## [Prompt]
Using the data below, gather each line that includes the word "JSON".

## [Records]
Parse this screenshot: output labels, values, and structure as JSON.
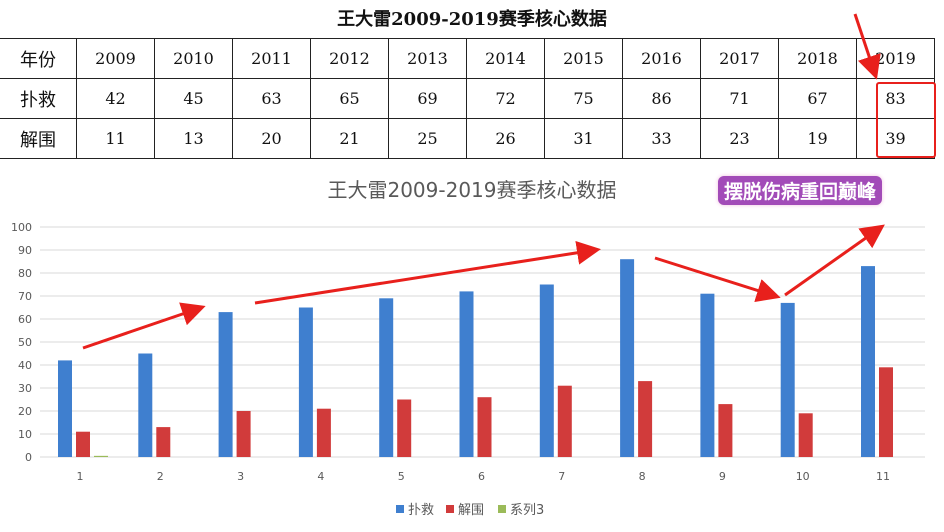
{
  "table": {
    "title": "王大雷2009-2019赛季核心数据",
    "rows": [
      {
        "label": "年份",
        "cells": [
          "2009",
          "2010",
          "2011",
          "2012",
          "2013",
          "2014",
          "2015",
          "2016",
          "2017",
          "2018",
          "2019"
        ]
      },
      {
        "label": "扑救",
        "cells": [
          "42",
          "45",
          "63",
          "65",
          "69",
          "72",
          "75",
          "86",
          "71",
          "67",
          "83"
        ]
      },
      {
        "label": "解围",
        "cells": [
          "11",
          "13",
          "20",
          "21",
          "25",
          "26",
          "31",
          "33",
          "23",
          "19",
          "39"
        ]
      }
    ]
  },
  "annotation": {
    "label": "摆脱伤病重回巅峰",
    "color": "#a24bb8",
    "arrow_color": "#e8201c"
  },
  "chart_data": {
    "type": "bar",
    "title": "王大雷2009-2019赛季核心数据",
    "categories": [
      "1",
      "2",
      "3",
      "4",
      "5",
      "6",
      "7",
      "8",
      "9",
      "10",
      "11"
    ],
    "series": [
      {
        "name": "扑救",
        "color": "#3f7fcf",
        "values": [
          42,
          45,
          63,
          65,
          69,
          72,
          75,
          86,
          71,
          67,
          83
        ]
      },
      {
        "name": "解围",
        "color": "#d13b3b",
        "values": [
          11,
          13,
          20,
          21,
          25,
          26,
          31,
          33,
          23,
          19,
          39
        ]
      },
      {
        "name": "系列3",
        "color": "#9bbb59",
        "values": [
          0.5,
          0,
          0,
          0,
          0,
          0,
          0,
          0,
          0,
          0,
          0
        ]
      }
    ],
    "ylim": [
      0,
      100
    ],
    "yticks": [
      0,
      10,
      20,
      30,
      40,
      50,
      60,
      70,
      80,
      90,
      100
    ],
    "grid": true,
    "legend": "bottom"
  }
}
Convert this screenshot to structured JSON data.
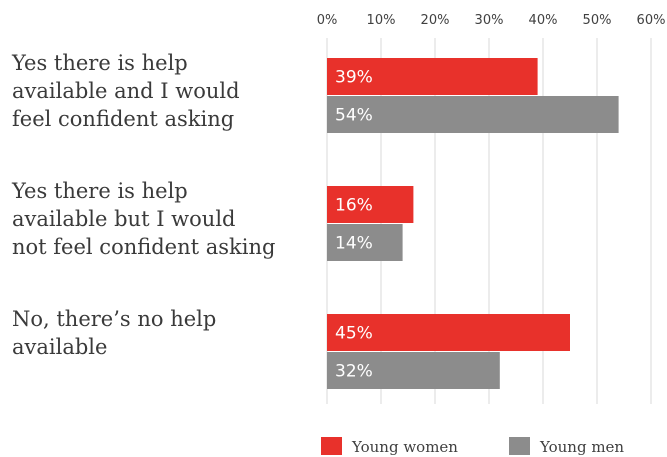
{
  "chart_data": {
    "type": "bar",
    "orientation": "horizontal",
    "categories": [
      [
        "Yes there is help",
        "available and I would",
        "feel confident asking"
      ],
      [
        "Yes there is help",
        "available but I would",
        "not feel confident asking"
      ],
      [
        "No, there’s no help",
        "available"
      ]
    ],
    "series": [
      {
        "name": "Young women",
        "color": "#e8312b",
        "values": [
          39,
          16,
          45
        ],
        "labels": [
          "39%",
          "16%",
          "45%"
        ]
      },
      {
        "name": "Young men",
        "color": "#8c8c8c",
        "values": [
          54,
          14,
          32
        ],
        "labels": [
          "54%",
          "14%",
          "32%"
        ]
      }
    ],
    "xlim": [
      0,
      60
    ],
    "xticks": [
      0,
      10,
      20,
      30,
      40,
      50,
      60
    ],
    "xtick_labels": [
      "0%",
      "10%",
      "20%",
      "30%",
      "40%",
      "50%",
      "60%"
    ],
    "grid": true,
    "legend_position": "bottom-right"
  }
}
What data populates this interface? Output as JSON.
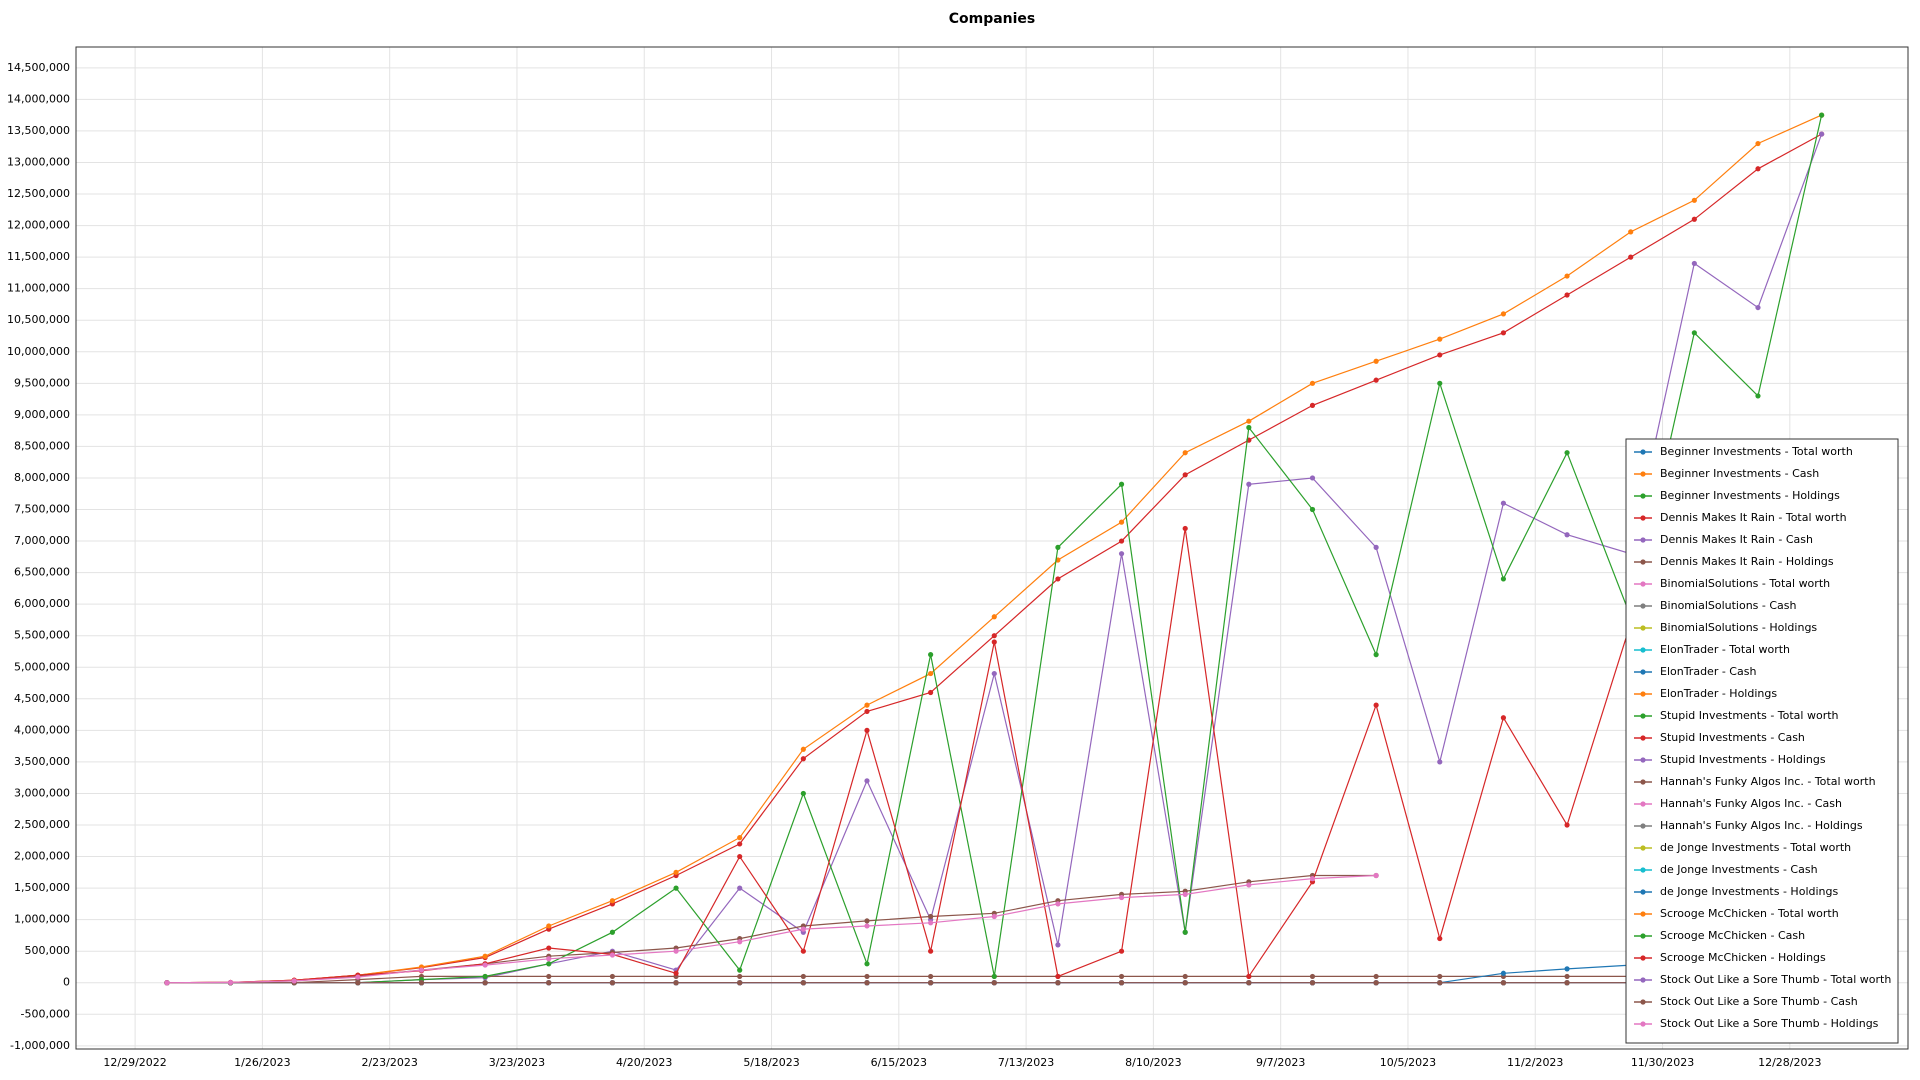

## [Answer to the exercise]
Parse this screenshot: output labels, values, and structure as JSON.
Convert this screenshot to structured JSON data.
What data populates this interface? Output as JSON.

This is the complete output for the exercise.